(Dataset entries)
** Begin **
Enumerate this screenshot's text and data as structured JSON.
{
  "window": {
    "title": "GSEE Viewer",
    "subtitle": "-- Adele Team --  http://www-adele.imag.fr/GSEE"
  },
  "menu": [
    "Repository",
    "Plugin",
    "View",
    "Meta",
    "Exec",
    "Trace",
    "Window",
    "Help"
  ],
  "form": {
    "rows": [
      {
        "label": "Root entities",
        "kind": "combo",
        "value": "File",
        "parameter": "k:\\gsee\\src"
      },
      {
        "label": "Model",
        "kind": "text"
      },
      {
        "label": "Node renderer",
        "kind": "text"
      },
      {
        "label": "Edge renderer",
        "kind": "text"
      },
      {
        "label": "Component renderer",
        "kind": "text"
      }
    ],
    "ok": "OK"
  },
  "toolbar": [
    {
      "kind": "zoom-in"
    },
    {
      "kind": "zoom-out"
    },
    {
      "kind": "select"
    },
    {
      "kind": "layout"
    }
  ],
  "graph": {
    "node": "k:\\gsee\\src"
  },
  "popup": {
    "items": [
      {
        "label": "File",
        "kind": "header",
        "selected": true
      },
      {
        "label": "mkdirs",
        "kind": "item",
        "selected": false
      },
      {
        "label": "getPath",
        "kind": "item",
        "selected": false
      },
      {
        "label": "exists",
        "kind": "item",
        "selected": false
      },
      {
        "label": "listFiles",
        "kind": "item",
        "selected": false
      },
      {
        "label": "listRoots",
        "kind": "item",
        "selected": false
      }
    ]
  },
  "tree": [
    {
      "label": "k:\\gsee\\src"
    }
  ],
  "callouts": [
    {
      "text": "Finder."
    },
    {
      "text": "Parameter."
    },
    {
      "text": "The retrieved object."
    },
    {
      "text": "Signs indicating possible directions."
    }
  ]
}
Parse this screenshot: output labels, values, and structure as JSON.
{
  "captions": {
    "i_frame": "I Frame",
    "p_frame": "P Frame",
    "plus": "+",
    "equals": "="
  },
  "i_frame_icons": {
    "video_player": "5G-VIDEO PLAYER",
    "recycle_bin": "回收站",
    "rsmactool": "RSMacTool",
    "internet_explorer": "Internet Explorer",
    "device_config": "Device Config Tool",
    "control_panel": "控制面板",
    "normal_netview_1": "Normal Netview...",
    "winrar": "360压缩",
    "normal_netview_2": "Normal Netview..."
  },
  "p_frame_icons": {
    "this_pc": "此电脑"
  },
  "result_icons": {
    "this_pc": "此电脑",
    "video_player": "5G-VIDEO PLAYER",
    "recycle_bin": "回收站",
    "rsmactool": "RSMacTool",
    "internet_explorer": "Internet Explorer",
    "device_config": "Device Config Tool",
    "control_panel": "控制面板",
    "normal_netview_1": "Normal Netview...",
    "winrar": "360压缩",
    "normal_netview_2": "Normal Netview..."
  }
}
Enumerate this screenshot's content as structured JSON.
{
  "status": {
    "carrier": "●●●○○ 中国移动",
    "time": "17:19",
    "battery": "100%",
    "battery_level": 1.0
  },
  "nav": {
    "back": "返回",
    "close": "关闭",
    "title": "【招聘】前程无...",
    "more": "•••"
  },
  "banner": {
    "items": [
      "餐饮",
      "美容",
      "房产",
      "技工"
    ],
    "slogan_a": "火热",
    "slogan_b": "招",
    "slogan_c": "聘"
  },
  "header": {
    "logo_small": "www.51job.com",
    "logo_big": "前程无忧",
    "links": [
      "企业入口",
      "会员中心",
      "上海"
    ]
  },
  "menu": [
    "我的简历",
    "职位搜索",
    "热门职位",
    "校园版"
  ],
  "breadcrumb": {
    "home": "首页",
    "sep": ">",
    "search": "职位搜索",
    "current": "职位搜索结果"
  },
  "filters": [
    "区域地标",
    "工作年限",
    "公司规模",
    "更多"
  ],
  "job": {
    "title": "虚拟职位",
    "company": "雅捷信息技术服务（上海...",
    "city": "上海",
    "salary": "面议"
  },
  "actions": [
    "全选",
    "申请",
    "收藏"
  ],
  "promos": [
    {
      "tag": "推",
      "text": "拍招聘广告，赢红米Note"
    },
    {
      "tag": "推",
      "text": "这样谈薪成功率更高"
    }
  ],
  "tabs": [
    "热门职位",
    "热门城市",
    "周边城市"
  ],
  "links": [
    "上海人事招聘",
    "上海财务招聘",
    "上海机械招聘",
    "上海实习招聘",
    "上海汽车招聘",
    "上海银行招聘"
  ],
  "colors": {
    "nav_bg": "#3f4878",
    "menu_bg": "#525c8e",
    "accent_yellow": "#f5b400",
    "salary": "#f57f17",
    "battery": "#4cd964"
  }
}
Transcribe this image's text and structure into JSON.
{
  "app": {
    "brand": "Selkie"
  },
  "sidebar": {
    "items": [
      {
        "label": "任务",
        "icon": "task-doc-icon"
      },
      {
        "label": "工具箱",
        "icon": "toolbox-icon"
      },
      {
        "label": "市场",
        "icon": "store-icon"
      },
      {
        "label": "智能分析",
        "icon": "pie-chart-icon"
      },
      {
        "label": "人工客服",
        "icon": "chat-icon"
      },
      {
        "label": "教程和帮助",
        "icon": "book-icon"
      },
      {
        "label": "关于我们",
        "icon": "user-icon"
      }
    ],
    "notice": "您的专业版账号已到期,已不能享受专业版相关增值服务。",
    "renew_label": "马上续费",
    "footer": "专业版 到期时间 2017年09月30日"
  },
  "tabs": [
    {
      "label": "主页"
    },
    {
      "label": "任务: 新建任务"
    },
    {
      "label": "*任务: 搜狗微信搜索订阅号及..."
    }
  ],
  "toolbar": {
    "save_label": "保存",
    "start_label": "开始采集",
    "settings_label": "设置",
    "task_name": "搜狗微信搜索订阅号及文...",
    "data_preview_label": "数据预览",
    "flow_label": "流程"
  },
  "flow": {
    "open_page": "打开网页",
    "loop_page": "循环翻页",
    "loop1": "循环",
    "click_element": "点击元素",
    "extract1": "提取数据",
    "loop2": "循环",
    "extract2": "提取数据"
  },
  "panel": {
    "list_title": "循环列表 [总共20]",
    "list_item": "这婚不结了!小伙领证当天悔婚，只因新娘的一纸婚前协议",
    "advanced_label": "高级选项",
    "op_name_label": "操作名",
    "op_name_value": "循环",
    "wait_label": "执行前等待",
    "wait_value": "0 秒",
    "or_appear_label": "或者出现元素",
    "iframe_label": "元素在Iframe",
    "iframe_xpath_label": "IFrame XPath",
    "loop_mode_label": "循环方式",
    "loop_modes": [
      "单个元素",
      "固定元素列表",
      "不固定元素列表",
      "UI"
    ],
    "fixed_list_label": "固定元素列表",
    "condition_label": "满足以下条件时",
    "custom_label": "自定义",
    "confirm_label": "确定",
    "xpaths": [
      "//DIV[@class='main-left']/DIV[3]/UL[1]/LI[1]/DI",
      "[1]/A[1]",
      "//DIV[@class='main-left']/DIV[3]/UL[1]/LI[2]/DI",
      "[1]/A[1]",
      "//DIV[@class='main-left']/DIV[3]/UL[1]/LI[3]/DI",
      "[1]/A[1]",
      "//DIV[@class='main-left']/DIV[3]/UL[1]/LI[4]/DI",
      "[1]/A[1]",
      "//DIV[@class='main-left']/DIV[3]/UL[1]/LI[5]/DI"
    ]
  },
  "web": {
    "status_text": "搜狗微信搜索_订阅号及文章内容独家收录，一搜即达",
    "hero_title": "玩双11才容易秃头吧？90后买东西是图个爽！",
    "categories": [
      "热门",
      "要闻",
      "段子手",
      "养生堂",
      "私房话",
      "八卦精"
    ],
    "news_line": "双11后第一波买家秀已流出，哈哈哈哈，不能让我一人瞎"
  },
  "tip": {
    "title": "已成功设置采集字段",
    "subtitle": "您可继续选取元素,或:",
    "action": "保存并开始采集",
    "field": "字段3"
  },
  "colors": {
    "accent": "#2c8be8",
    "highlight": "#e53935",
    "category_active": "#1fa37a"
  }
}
** End **
> **TASK DETAILS**
Identify and copy lines that hold the string "structured".

> **EXERCISE RESPONSE**
Enumerate this screenshot's text and data as structured JSON.
Enumerate this screenshot's content as structured JSON.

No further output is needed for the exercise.